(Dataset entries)

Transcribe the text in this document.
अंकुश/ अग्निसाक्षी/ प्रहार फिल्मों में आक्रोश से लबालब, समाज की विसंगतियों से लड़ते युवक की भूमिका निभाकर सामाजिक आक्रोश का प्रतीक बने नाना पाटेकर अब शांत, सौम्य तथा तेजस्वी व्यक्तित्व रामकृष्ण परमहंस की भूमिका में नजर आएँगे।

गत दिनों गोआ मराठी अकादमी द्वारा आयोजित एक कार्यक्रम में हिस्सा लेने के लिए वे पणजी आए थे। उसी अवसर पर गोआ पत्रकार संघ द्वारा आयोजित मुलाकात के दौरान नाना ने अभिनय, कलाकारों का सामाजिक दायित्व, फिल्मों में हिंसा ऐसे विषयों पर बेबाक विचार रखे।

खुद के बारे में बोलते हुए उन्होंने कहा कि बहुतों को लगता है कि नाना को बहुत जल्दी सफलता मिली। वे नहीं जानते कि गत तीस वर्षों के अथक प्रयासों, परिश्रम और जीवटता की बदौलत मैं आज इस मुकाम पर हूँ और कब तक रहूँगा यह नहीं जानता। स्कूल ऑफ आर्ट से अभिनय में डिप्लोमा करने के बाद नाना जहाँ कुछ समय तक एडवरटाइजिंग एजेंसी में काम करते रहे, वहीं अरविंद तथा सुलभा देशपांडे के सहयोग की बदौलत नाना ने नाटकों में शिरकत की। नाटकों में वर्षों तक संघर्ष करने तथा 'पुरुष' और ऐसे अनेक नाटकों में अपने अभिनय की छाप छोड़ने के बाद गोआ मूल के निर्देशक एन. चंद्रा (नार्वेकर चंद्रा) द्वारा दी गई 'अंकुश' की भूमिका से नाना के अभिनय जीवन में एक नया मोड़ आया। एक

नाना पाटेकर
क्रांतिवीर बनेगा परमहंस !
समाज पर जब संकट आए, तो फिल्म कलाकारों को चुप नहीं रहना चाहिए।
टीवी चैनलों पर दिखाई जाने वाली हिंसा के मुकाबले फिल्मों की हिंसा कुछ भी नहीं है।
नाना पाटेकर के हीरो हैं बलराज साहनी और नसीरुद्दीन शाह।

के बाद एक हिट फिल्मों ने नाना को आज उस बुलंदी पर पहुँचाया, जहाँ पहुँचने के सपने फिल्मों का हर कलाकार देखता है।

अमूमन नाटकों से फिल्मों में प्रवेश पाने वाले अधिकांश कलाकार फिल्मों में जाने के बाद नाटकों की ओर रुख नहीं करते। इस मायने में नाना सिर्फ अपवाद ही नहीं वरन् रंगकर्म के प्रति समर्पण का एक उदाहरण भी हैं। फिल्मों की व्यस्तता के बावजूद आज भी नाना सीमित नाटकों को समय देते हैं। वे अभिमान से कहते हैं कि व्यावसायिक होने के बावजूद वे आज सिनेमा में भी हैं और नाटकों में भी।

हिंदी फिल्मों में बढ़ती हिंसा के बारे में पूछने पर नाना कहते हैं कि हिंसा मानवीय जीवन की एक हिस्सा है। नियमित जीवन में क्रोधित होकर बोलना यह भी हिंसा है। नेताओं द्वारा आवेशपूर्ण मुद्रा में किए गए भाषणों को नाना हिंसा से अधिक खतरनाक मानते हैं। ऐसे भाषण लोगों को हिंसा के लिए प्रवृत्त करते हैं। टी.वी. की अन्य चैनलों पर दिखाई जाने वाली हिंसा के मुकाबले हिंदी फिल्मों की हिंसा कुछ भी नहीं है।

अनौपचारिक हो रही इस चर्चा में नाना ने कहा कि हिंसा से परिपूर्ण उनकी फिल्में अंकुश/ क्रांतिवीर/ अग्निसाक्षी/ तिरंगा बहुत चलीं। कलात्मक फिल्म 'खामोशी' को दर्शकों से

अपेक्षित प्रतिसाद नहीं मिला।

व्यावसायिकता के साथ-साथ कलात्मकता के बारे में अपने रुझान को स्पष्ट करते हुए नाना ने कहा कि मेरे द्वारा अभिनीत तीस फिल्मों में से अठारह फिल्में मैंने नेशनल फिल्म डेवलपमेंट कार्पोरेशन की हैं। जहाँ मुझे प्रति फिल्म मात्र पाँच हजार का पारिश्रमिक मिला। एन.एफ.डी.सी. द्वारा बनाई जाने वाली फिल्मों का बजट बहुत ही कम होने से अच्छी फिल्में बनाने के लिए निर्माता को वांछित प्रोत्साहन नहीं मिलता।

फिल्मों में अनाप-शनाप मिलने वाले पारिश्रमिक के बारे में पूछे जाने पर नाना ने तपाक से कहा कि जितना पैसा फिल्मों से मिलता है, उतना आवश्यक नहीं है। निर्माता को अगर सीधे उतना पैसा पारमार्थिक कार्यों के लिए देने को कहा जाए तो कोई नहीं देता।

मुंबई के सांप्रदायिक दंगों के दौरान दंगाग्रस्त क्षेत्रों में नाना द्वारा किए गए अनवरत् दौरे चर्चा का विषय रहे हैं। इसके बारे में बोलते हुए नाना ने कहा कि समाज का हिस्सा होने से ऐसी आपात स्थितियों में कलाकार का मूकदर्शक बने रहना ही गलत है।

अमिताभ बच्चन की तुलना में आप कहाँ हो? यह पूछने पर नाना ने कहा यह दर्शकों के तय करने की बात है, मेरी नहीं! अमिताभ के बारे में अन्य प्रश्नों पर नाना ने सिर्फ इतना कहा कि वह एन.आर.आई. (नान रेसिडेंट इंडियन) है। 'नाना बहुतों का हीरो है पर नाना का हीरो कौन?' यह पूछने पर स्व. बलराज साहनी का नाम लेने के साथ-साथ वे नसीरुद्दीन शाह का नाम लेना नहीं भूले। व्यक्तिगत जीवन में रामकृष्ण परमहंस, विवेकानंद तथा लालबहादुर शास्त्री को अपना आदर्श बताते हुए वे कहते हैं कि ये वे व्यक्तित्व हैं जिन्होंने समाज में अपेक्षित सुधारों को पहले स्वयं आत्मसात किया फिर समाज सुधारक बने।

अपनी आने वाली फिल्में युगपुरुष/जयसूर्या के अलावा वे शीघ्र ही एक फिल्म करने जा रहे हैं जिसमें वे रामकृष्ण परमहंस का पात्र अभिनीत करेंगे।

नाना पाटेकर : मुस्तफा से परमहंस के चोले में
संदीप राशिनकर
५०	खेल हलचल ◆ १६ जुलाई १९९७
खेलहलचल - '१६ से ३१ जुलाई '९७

...

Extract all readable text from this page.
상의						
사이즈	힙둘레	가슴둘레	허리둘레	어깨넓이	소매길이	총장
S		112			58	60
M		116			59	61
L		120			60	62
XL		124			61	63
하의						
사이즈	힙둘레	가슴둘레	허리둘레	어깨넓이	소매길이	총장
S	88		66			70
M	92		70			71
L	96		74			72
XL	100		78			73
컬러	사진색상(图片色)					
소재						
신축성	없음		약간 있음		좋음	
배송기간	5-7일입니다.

* * *

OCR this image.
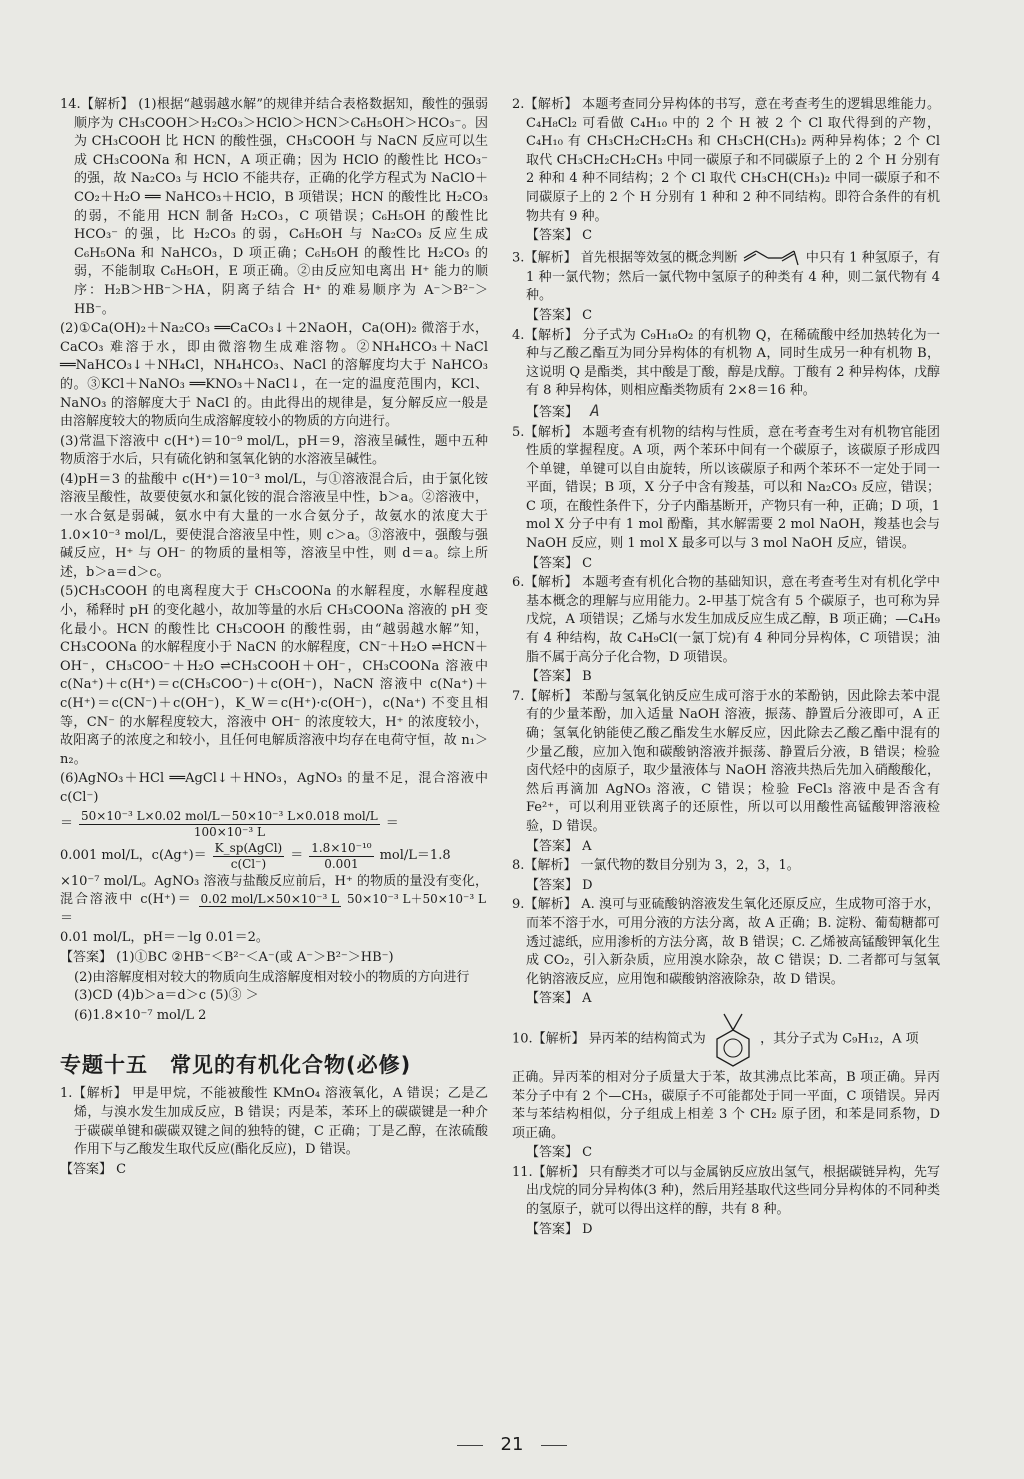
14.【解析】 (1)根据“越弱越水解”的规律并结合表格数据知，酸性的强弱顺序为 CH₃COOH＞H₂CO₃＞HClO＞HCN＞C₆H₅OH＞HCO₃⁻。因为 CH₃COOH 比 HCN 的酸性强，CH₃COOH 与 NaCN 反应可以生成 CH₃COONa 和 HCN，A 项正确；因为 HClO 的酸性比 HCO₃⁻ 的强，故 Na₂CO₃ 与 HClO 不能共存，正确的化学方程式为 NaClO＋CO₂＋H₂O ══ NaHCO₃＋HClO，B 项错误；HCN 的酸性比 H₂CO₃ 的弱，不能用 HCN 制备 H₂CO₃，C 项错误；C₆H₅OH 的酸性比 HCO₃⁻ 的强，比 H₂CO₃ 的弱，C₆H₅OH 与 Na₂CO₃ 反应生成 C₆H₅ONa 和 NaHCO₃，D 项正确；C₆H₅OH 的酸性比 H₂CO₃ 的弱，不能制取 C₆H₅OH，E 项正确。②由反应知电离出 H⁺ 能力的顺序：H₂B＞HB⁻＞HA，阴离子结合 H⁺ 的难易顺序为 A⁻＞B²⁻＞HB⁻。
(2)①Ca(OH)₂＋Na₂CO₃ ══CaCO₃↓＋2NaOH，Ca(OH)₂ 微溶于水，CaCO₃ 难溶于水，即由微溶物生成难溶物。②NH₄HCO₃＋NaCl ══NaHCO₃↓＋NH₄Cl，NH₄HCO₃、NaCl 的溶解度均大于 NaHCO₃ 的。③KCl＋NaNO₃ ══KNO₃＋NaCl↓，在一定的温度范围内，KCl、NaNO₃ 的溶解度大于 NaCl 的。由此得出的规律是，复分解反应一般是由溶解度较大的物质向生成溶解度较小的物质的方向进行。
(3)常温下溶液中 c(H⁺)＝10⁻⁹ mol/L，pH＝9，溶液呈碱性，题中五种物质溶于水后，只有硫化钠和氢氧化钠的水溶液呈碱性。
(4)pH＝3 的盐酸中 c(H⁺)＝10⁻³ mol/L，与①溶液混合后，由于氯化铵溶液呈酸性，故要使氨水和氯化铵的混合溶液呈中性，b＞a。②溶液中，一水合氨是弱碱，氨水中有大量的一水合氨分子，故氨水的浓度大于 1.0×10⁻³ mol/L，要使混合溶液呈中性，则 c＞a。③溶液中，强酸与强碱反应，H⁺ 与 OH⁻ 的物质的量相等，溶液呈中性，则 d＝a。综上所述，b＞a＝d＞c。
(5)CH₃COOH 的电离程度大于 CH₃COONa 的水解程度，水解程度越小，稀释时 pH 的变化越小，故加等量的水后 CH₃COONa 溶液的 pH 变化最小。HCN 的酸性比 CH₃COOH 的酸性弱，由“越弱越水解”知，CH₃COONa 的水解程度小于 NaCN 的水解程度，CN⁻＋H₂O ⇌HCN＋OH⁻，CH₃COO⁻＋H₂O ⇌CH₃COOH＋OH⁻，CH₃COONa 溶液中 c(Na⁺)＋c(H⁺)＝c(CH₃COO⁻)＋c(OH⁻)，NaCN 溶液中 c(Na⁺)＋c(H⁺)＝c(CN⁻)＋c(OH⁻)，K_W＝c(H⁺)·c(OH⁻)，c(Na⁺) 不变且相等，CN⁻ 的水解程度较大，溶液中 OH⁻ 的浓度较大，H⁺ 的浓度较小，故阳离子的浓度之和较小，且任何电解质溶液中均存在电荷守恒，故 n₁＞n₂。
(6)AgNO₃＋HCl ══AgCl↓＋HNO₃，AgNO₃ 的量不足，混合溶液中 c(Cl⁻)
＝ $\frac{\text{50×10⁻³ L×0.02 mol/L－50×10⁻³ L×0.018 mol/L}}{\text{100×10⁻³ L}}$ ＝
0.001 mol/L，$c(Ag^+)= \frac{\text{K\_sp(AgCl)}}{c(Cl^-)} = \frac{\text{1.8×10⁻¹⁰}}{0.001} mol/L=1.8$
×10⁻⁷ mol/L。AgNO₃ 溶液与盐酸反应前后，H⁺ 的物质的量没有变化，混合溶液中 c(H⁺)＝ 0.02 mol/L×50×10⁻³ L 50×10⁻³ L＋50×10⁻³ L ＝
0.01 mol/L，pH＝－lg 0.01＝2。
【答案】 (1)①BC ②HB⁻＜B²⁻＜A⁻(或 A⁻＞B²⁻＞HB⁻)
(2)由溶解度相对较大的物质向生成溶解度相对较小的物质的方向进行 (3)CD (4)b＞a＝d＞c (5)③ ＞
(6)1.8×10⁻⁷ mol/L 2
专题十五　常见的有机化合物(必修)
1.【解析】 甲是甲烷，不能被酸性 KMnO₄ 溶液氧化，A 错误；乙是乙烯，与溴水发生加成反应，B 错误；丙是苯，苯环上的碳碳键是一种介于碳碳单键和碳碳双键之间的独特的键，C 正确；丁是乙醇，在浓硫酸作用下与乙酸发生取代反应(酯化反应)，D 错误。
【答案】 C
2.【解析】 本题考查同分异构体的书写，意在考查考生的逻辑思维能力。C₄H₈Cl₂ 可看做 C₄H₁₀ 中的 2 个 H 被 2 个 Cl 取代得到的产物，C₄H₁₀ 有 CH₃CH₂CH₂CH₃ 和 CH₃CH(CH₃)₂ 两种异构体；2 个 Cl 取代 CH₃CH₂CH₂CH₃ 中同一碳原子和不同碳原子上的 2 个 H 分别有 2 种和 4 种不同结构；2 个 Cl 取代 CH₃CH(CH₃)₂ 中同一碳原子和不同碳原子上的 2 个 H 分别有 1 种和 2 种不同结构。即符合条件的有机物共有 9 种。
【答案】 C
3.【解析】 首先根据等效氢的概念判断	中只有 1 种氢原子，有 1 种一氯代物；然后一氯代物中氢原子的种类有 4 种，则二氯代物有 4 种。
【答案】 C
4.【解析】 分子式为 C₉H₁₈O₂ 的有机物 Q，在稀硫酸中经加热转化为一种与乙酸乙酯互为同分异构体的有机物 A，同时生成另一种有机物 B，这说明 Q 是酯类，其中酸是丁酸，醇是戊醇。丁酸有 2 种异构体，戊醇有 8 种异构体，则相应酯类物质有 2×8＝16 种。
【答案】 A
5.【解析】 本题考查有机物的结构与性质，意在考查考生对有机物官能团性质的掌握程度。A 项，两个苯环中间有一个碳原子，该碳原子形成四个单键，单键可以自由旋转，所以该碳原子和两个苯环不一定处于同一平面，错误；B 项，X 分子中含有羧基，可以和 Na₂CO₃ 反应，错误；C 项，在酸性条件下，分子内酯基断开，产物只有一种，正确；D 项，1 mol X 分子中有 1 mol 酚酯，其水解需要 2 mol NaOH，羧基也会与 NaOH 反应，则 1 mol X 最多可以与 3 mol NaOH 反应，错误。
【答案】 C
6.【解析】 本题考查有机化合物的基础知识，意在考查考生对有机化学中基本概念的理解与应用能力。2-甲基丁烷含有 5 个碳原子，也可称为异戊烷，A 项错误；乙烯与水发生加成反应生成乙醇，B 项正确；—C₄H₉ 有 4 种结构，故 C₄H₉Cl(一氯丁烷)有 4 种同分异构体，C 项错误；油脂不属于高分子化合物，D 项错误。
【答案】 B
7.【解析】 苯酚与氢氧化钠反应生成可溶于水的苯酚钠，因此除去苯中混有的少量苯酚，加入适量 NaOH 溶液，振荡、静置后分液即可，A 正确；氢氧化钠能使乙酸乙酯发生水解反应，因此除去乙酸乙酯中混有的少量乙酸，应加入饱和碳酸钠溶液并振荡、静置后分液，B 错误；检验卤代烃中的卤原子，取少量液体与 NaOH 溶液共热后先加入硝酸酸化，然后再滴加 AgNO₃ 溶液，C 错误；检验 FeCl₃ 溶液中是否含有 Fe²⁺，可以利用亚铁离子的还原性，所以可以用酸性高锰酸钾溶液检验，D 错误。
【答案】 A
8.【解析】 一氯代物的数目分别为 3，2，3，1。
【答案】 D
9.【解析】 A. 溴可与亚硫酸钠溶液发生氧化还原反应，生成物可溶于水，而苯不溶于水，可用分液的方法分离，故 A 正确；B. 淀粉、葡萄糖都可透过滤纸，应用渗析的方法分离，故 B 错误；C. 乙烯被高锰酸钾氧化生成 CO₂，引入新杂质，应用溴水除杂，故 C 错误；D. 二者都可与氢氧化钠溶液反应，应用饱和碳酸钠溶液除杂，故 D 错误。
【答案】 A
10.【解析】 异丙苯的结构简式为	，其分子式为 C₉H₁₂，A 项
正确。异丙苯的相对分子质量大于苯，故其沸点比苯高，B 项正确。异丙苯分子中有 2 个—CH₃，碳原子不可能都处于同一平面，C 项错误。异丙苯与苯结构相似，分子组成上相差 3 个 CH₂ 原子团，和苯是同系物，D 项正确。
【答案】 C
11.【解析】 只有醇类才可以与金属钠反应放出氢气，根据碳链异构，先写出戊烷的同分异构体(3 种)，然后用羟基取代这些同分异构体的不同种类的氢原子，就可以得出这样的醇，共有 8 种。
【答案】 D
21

■ **WORK TO BE COMPLETED**:
Copy down every line of the entries containing the word "AgNO₃".

■ **FINISHED EXERCISE**:
(6)AgNO₃＋HCl ══AgCl↓＋HNO₃，AgNO₃ 的量不足，混合溶液中 c(Cl⁻)
×10⁻⁷ mol/L。AgNO₃ 溶液与盐酸反应前后，H⁺ 的物质的量没有变化，混合溶液中 c(H⁺)＝ 0.02 mol/L×50×10⁻³ L 50×10⁻³ L＋50×10⁻³ L ＝
7.【解析】 苯酚与氢氧化钠反应生成可溶于水的苯酚钠，因此除去苯中混有的少量苯酚，加入适量 NaOH 溶液，振荡、静置后分液即可，A 正确；氢氧化钠能使乙酸乙酯发生水解反应，因此除去乙酸乙酯中混有的少量乙酸，应加入饱和碳酸钠溶液并振荡、静置后分液，B 错误；检验卤代烃中的卤原子，取少量液体与 NaOH 溶液共热后先加入硝酸酸化，然后再滴加 AgNO₃ 溶液，C 错误；检验 FeCl₃ 溶液中是否含有 Fe²⁺，可以利用亚铁离子的还原性，所以可以用酸性高锰酸钾溶液检验，D 错误。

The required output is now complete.